**Instructions for the task**
Could you transcribe every record below exactly as written, leaving out any pictures?

**Provided entries**
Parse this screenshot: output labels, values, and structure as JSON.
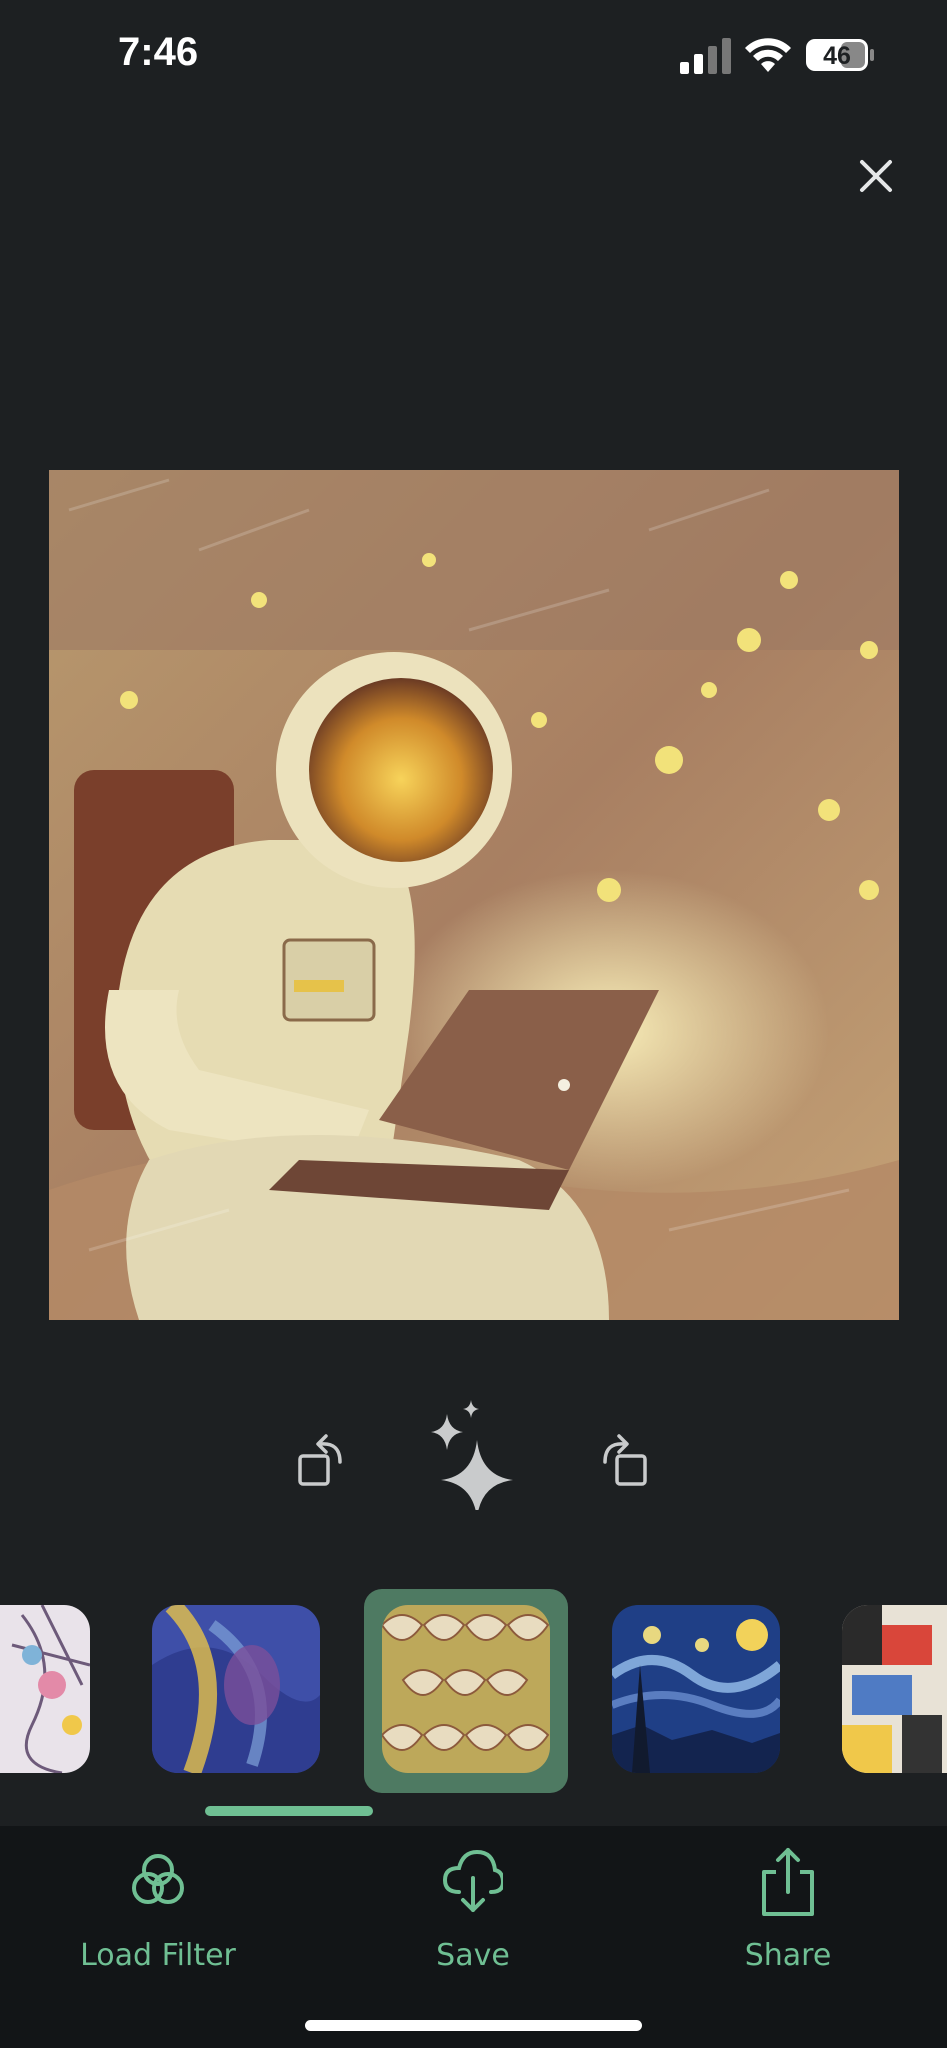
{
  "status": {
    "time": "7:46",
    "battery": "46"
  },
  "colors": {
    "background": "#1d2022",
    "accent": "#6fbf93",
    "selected_frame": "#4e7a62",
    "tab_bar": "#121517"
  },
  "icons": {
    "close": "close-icon",
    "rotate_left": "rotate-left-icon",
    "magic": "sparkles-icon",
    "rotate_right": "rotate-right-icon"
  },
  "filters": {
    "items": [
      "mosaic-pattern",
      "portrait-swirl",
      "art-deco-pattern",
      "starry-night",
      "collage"
    ],
    "selected_index": 2
  },
  "tabbar": {
    "load_filter_label": "Load Filter",
    "save_label": "Save",
    "share_label": "Share"
  }
}
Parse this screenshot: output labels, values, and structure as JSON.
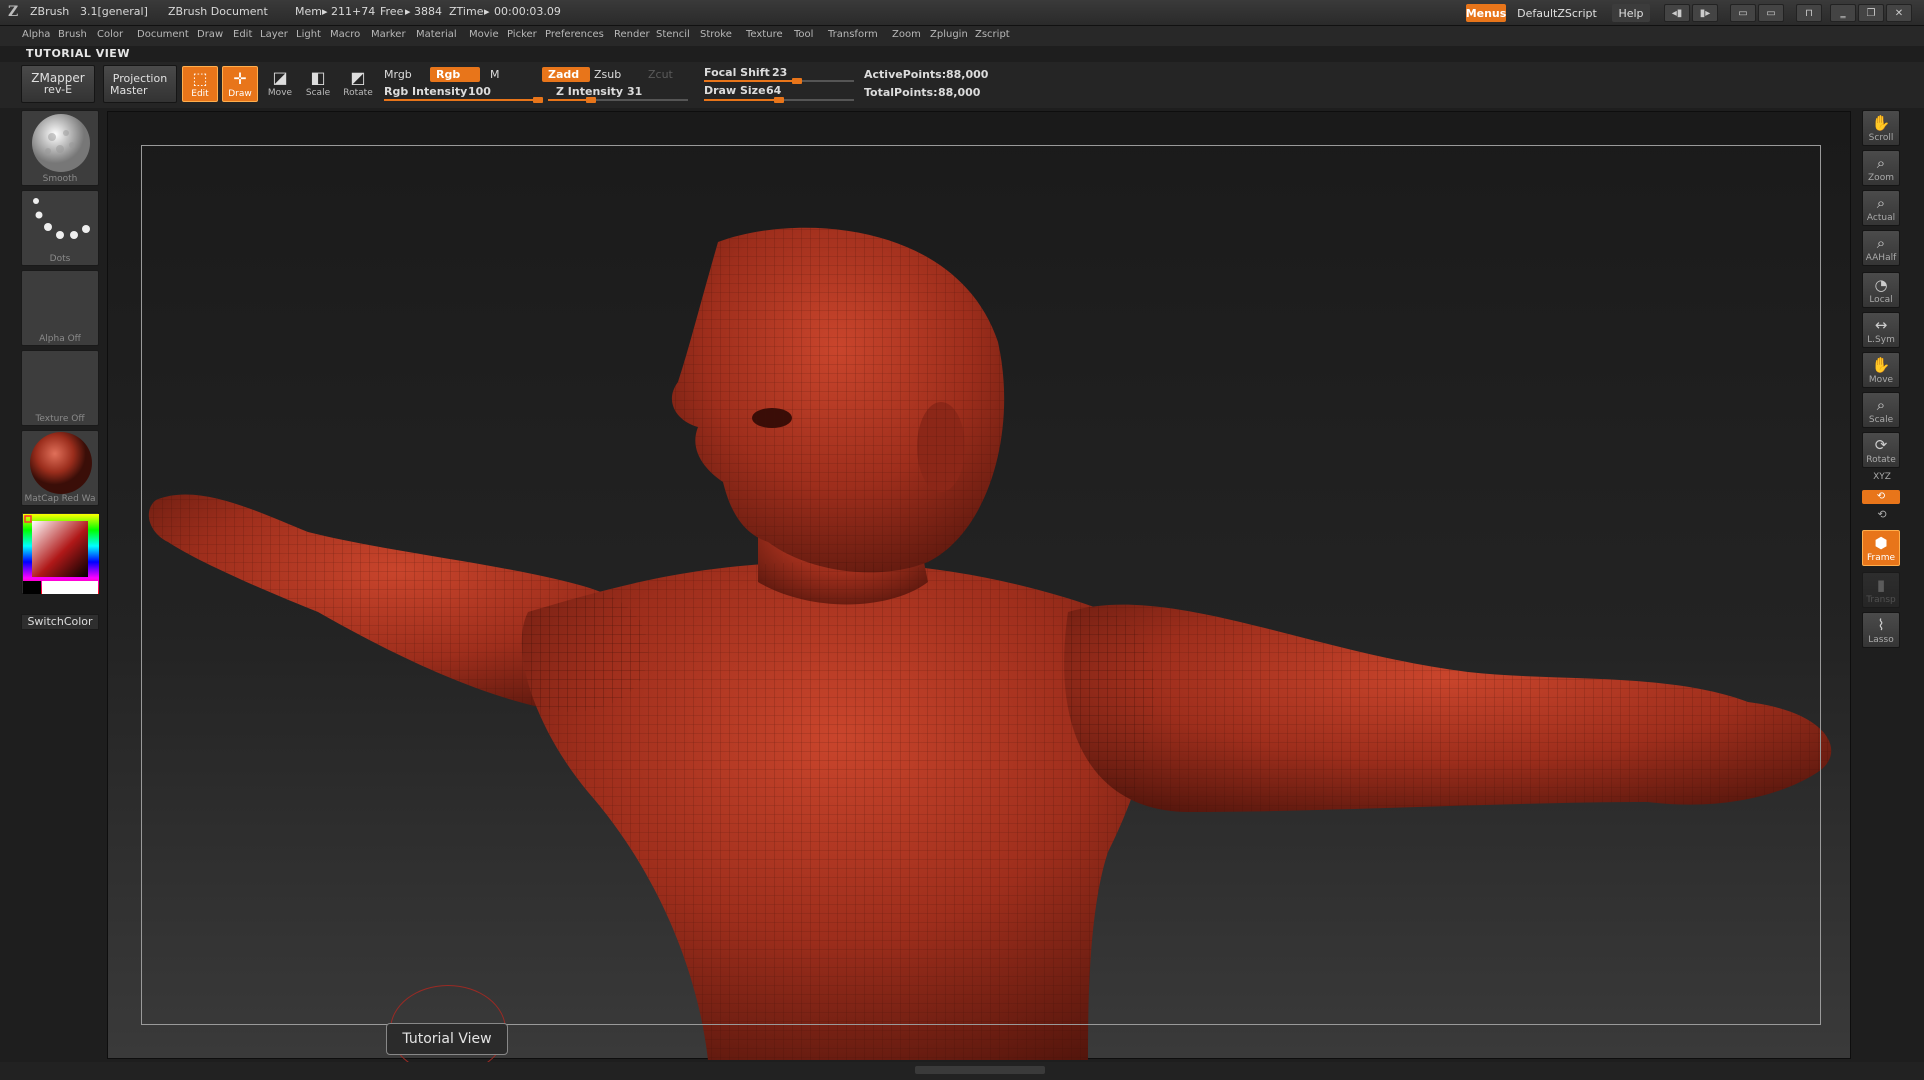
{
  "titlebar": {
    "app": "ZBrush",
    "version": "3.1[general]",
    "document": "ZBrush Document",
    "mem_label": "Mem",
    "mem_value": "211+74",
    "free_label": "Free",
    "free_value": "3884",
    "ztime_label": "ZTime",
    "ztime_value": "00:00:03.09",
    "menus_label": "Menus",
    "script_label": "DefaultZScript",
    "help_label": "Help"
  },
  "menubar": {
    "items": [
      "Alpha",
      "Brush",
      "Color",
      "Document",
      "Draw",
      "Edit",
      "Layer",
      "Light",
      "Macro",
      "Marker",
      "Material",
      "Movie",
      "Picker",
      "Preferences",
      "Render",
      "Stencil",
      "Stroke",
      "Texture",
      "Tool",
      "Transform",
      "Zoom",
      "Zplugin",
      "Zscript"
    ]
  },
  "view_title": "TUTORIAL VIEW",
  "toolbar": {
    "zmapper_line1": "ZMapper",
    "zmapper_line2": "rev-E",
    "projection_line1": "Projection",
    "projection_line2": "Master",
    "edit_label": "Edit",
    "draw_label": "Draw",
    "move_label": "Move",
    "scale_label": "Scale",
    "rotate_label": "Rotate",
    "mrgb_label": "Mrgb",
    "rgb_label": "Rgb",
    "m_label": "M",
    "rgb_intensity_label": "Rgb Intensity",
    "rgb_intensity_value": "100",
    "zadd_label": "Zadd",
    "zsub_label": "Zsub",
    "zcut_label": "Zcut",
    "z_intensity_label": "Z Intensity",
    "z_intensity_value": "31",
    "focal_shift_label": "Focal Shift",
    "focal_shift_value": "23",
    "draw_size_label": "Draw Size",
    "draw_size_value": "64",
    "active_points_label": "ActivePoints:",
    "active_points_value": "88,000",
    "total_points_label": "TotalPoints:",
    "total_points_value": "88,000"
  },
  "slider_levels": {
    "rgb_intensity": 1.0,
    "z_intensity": 0.31,
    "focal_shift": 0.62,
    "draw_size": 0.5
  },
  "left_shelf": {
    "brush_label": "Smooth",
    "stroke_label": "Dots",
    "alpha_label": "Alpha Off",
    "texture_label": "Texture Off",
    "material_label": "MatCap Red Wa",
    "switch_color_label": "SwitchColor"
  },
  "right_shelf": {
    "scroll": "Scroll",
    "zoom": "Zoom",
    "actual": "Actual",
    "aahalf": "AAHalf",
    "local": "Local",
    "lsym": "L.Sym",
    "move": "Move",
    "scale": "Scale",
    "rotate": "Rotate",
    "xyz": "XYZ",
    "frame": "Frame",
    "transp": "Transp",
    "lasso": "Lasso"
  },
  "tooltip": "Tutorial View",
  "colors": {
    "accent": "#e8751a",
    "model": "#a5301e",
    "background": "#1e1e1e"
  }
}
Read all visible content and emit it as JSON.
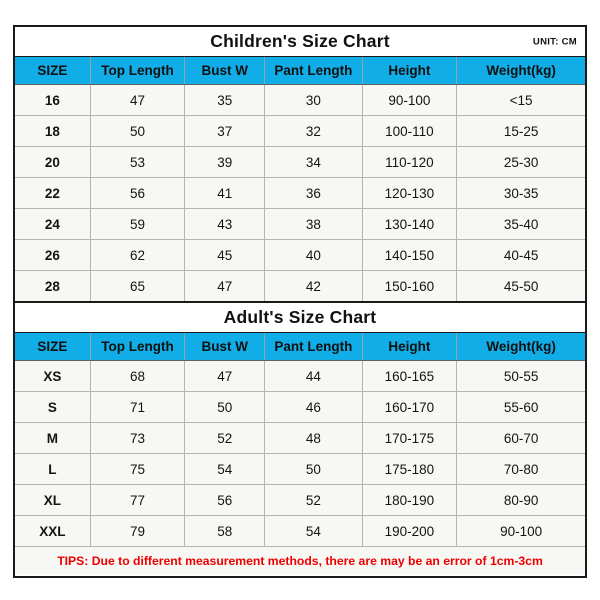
{
  "columns": [
    "SIZE",
    "Top Length",
    "Bust W",
    "Pant Length",
    "Height",
    "Weight(kg)"
  ],
  "colors": {
    "header_blue": "#11ADE6",
    "cell_background": "#F7F7F4",
    "border_dark": "#1a1a1a",
    "border_light": "#b5b5b2",
    "tips_red": "#ED0000",
    "text": "#141414"
  },
  "children": {
    "title": "Children's Size Chart",
    "unit": "UNIT: CM",
    "headers": [
      "SIZE",
      "Top Length",
      "Bust W",
      "Pant Length",
      "Height",
      "Weight(kg)"
    ],
    "rows": [
      [
        "16",
        "47",
        "35",
        "30",
        "90-100",
        "<15"
      ],
      [
        "18",
        "50",
        "37",
        "32",
        "100-110",
        "15-25"
      ],
      [
        "20",
        "53",
        "39",
        "34",
        "110-120",
        "25-30"
      ],
      [
        "22",
        "56",
        "41",
        "36",
        "120-130",
        "30-35"
      ],
      [
        "24",
        "59",
        "43",
        "38",
        "130-140",
        "35-40"
      ],
      [
        "26",
        "62",
        "45",
        "40",
        "140-150",
        "40-45"
      ],
      [
        "28",
        "65",
        "47",
        "42",
        "150-160",
        "45-50"
      ]
    ]
  },
  "adult": {
    "title": "Adult's Size Chart",
    "unit": "",
    "headers": [
      "SIZE",
      "Top Length",
      "Bust W",
      "Pant Length",
      "Height",
      "Weight(kg)"
    ],
    "rows": [
      [
        "XS",
        "68",
        "47",
        "44",
        "160-165",
        "50-55"
      ],
      [
        "S",
        "71",
        "50",
        "46",
        "160-170",
        "55-60"
      ],
      [
        "M",
        "73",
        "52",
        "48",
        "170-175",
        "60-70"
      ],
      [
        "L",
        "75",
        "54",
        "50",
        "175-180",
        "70-80"
      ],
      [
        "XL",
        "77",
        "56",
        "52",
        "180-190",
        "80-90"
      ],
      [
        "XXL",
        "79",
        "58",
        "54",
        "190-200",
        "90-100"
      ]
    ]
  },
  "tips": "TIPS: Due to different measurement methods, there are may be an error of 1cm-3cm",
  "chart_data": {
    "type": "table",
    "title": "Children's and Adult's Size Chart",
    "unit": "CM",
    "categories": [
      "SIZE",
      "Top Length",
      "Bust W",
      "Pant Length",
      "Height",
      "Weight(kg)"
    ],
    "tables": [
      {
        "name": "Children's Size Chart",
        "columns": [
          "SIZE",
          "Top Length",
          "Bust W",
          "Pant Length",
          "Height",
          "Weight(kg)"
        ],
        "rows": [
          [
            "16",
            "47",
            "35",
            "30",
            "90-100",
            "<15"
          ],
          [
            "18",
            "50",
            "37",
            "32",
            "100-110",
            "15-25"
          ],
          [
            "20",
            "53",
            "39",
            "34",
            "110-120",
            "25-30"
          ],
          [
            "22",
            "56",
            "41",
            "36",
            "120-130",
            "30-35"
          ],
          [
            "24",
            "59",
            "43",
            "38",
            "130-140",
            "35-40"
          ],
          [
            "26",
            "62",
            "45",
            "40",
            "140-150",
            "40-45"
          ],
          [
            "28",
            "65",
            "47",
            "42",
            "150-160",
            "45-50"
          ]
        ]
      },
      {
        "name": "Adult's Size Chart",
        "columns": [
          "SIZE",
          "Top Length",
          "Bust W",
          "Pant Length",
          "Height",
          "Weight(kg)"
        ],
        "rows": [
          [
            "XS",
            "68",
            "47",
            "44",
            "160-165",
            "50-55"
          ],
          [
            "S",
            "71",
            "50",
            "46",
            "160-170",
            "55-60"
          ],
          [
            "M",
            "73",
            "52",
            "48",
            "170-175",
            "60-70"
          ],
          [
            "L",
            "75",
            "54",
            "50",
            "175-180",
            "70-80"
          ],
          [
            "XL",
            "77",
            "56",
            "52",
            "180-190",
            "80-90"
          ],
          [
            "XXL",
            "79",
            "58",
            "54",
            "190-200",
            "90-100"
          ]
        ]
      }
    ],
    "annotations": [
      "TIPS: Due to different measurement methods, there are may be an error of 1cm-3cm"
    ]
  }
}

**Output of the task**
Parse this screenshot: output labels, values, and structure as JSON.
{
  "status": {
    "time": "7:46",
    "battery": "46"
  },
  "colors": {
    "background": "#1d2022",
    "accent": "#6fbf93",
    "selected_frame": "#4e7a62",
    "tab_bar": "#121517"
  },
  "icons": {
    "close": "close-icon",
    "rotate_left": "rotate-left-icon",
    "magic": "sparkles-icon",
    "rotate_right": "rotate-right-icon"
  },
  "filters": {
    "items": [
      "mosaic-pattern",
      "portrait-swirl",
      "art-deco-pattern",
      "starry-night",
      "collage"
    ],
    "selected_index": 2
  },
  "tabbar": {
    "load_filter_label": "Load Filter",
    "save_label": "Save",
    "share_label": "Share"
  }
}
Parse this screenshot: output labels, values, and structure as JSON.
{
  "titlebar": {
    "app": "ZBrush",
    "version": "3.1[general]",
    "document": "ZBrush Document",
    "mem_label": "Mem",
    "mem_value": "211+74",
    "free_label": "Free",
    "free_value": "3884",
    "ztime_label": "ZTime",
    "ztime_value": "00:00:03.09",
    "menus_label": "Menus",
    "script_label": "DefaultZScript",
    "help_label": "Help"
  },
  "menubar": {
    "items": [
      "Alpha",
      "Brush",
      "Color",
      "Document",
      "Draw",
      "Edit",
      "Layer",
      "Light",
      "Macro",
      "Marker",
      "Material",
      "Movie",
      "Picker",
      "Preferences",
      "Render",
      "Stencil",
      "Stroke",
      "Texture",
      "Tool",
      "Transform",
      "Zoom",
      "Zplugin",
      "Zscript"
    ]
  },
  "view_title": "TUTORIAL VIEW",
  "toolbar": {
    "zmapper_line1": "ZMapper",
    "zmapper_line2": "rev-E",
    "projection_line1": "Projection",
    "projection_line2": "Master",
    "edit_label": "Edit",
    "draw_label": "Draw",
    "move_label": "Move",
    "scale_label": "Scale",
    "rotate_label": "Rotate",
    "mrgb_label": "Mrgb",
    "rgb_label": "Rgb",
    "m_label": "M",
    "rgb_intensity_label": "Rgb Intensity",
    "rgb_intensity_value": "100",
    "zadd_label": "Zadd",
    "zsub_label": "Zsub",
    "zcut_label": "Zcut",
    "z_intensity_label": "Z Intensity",
    "z_intensity_value": "31",
    "focal_shift_label": "Focal Shift",
    "focal_shift_value": "23",
    "draw_size_label": "Draw Size",
    "draw_size_value": "64",
    "active_points_label": "ActivePoints:",
    "active_points_value": "88,000",
    "total_points_label": "TotalPoints:",
    "total_points_value": "88,000"
  },
  "slider_levels": {
    "rgb_intensity": 1.0,
    "z_intensity": 0.31,
    "focal_shift": 0.62,
    "draw_size": 0.5
  },
  "left_shelf": {
    "brush_label": "Smooth",
    "stroke_label": "Dots",
    "alpha_label": "Alpha Off",
    "texture_label": "Texture Off",
    "material_label": "MatCap Red Wa",
    "switch_color_label": "SwitchColor"
  },
  "right_shelf": {
    "scroll": "Scroll",
    "zoom": "Zoom",
    "actual": "Actual",
    "aahalf": "AAHalf",
    "local": "Local",
    "lsym": "L.Sym",
    "move": "Move",
    "scale": "Scale",
    "rotate": "Rotate",
    "xyz": "XYZ",
    "frame": "Frame",
    "transp": "Transp",
    "lasso": "Lasso"
  },
  "tooltip": "Tutorial View",
  "colors": {
    "accent": "#e8751a",
    "model": "#a5301e",
    "background": "#1e1e1e"
  }
}
Read all visible content and emit it as JSON.
{
  "columns": [
    "SIZE",
    "Top Length",
    "Bust W",
    "Pant Length",
    "Height",
    "Weight(kg)"
  ],
  "colors": {
    "header_blue": "#11ADE6",
    "cell_background": "#F7F7F4",
    "border_dark": "#1a1a1a",
    "border_light": "#b5b5b2",
    "tips_red": "#ED0000",
    "text": "#141414"
  },
  "children": {
    "title": "Children's Size Chart",
    "unit": "UNIT: CM",
    "headers": [
      "SIZE",
      "Top Length",
      "Bust W",
      "Pant Length",
      "Height",
      "Weight(kg)"
    ],
    "rows": [
      [
        "16",
        "47",
        "35",
        "30",
        "90-100",
        "<15"
      ],
      [
        "18",
        "50",
        "37",
        "32",
        "100-110",
        "15-25"
      ],
      [
        "20",
        "53",
        "39",
        "34",
        "110-120",
        "25-30"
      ],
      [
        "22",
        "56",
        "41",
        "36",
        "120-130",
        "30-35"
      ],
      [
        "24",
        "59",
        "43",
        "38",
        "130-140",
        "35-40"
      ],
      [
        "26",
        "62",
        "45",
        "40",
        "140-150",
        "40-45"
      ],
      [
        "28",
        "65",
        "47",
        "42",
        "150-160",
        "45-50"
      ]
    ]
  },
  "adult": {
    "title": "Adult's Size Chart",
    "unit": "",
    "headers": [
      "SIZE",
      "Top Length",
      "Bust W",
      "Pant Length",
      "Height",
      "Weight(kg)"
    ],
    "rows": [
      [
        "XS",
        "68",
        "47",
        "44",
        "160-165",
        "50-55"
      ],
      [
        "S",
        "71",
        "50",
        "46",
        "160-170",
        "55-60"
      ],
      [
        "M",
        "73",
        "52",
        "48",
        "170-175",
        "60-70"
      ],
      [
        "L",
        "75",
        "54",
        "50",
        "175-180",
        "70-80"
      ],
      [
        "XL",
        "77",
        "56",
        "52",
        "180-190",
        "80-90"
      ],
      [
        "XXL",
        "79",
        "58",
        "54",
        "190-200",
        "90-100"
      ]
    ]
  },
  "tips": "TIPS: Due to different measurement methods, there are may be an error of 1cm-3cm",
  "chart_data": {
    "type": "table",
    "title": "Children's and Adult's Size Chart",
    "unit": "CM",
    "categories": [
      "SIZE",
      "Top Length",
      "Bust W",
      "Pant Length",
      "Height",
      "Weight(kg)"
    ],
    "tables": [
      {
        "name": "Children's Size Chart",
        "columns": [
          "SIZE",
          "Top Length",
          "Bust W",
          "Pant Length",
          "Height",
          "Weight(kg)"
        ],
        "rows": [
          [
            "16",
            "47",
            "35",
            "30",
            "90-100",
            "<15"
          ],
          [
            "18",
            "50",
            "37",
            "32",
            "100-110",
            "15-25"
          ],
          [
            "20",
            "53",
            "39",
            "34",
            "110-120",
            "25-30"
          ],
          [
            "22",
            "56",
            "41",
            "36",
            "120-130",
            "30-35"
          ],
          [
            "24",
            "59",
            "43",
            "38",
            "130-140",
            "35-40"
          ],
          [
            "26",
            "62",
            "45",
            "40",
            "140-150",
            "40-45"
          ],
          [
            "28",
            "65",
            "47",
            "42",
            "150-160",
            "45-50"
          ]
        ]
      },
      {
        "name": "Adult's Size Chart",
        "columns": [
          "SIZE",
          "Top Length",
          "Bust W",
          "Pant Length",
          "Height",
          "Weight(kg)"
        ],
        "rows": [
          [
            "XS",
            "68",
            "47",
            "44",
            "160-165",
            "50-55"
          ],
          [
            "S",
            "71",
            "50",
            "46",
            "160-170",
            "55-60"
          ],
          [
            "M",
            "73",
            "52",
            "48",
            "170-175",
            "60-70"
          ],
          [
            "L",
            "75",
            "54",
            "50",
            "175-180",
            "70-80"
          ],
          [
            "XL",
            "77",
            "56",
            "52",
            "180-190",
            "80-90"
          ],
          [
            "XXL",
            "79",
            "58",
            "54",
            "190-200",
            "90-100"
          ]
        ]
      }
    ],
    "annotations": [
      "TIPS: Due to different measurement methods, there are may be an error of 1cm-3cm"
    ]
  }
}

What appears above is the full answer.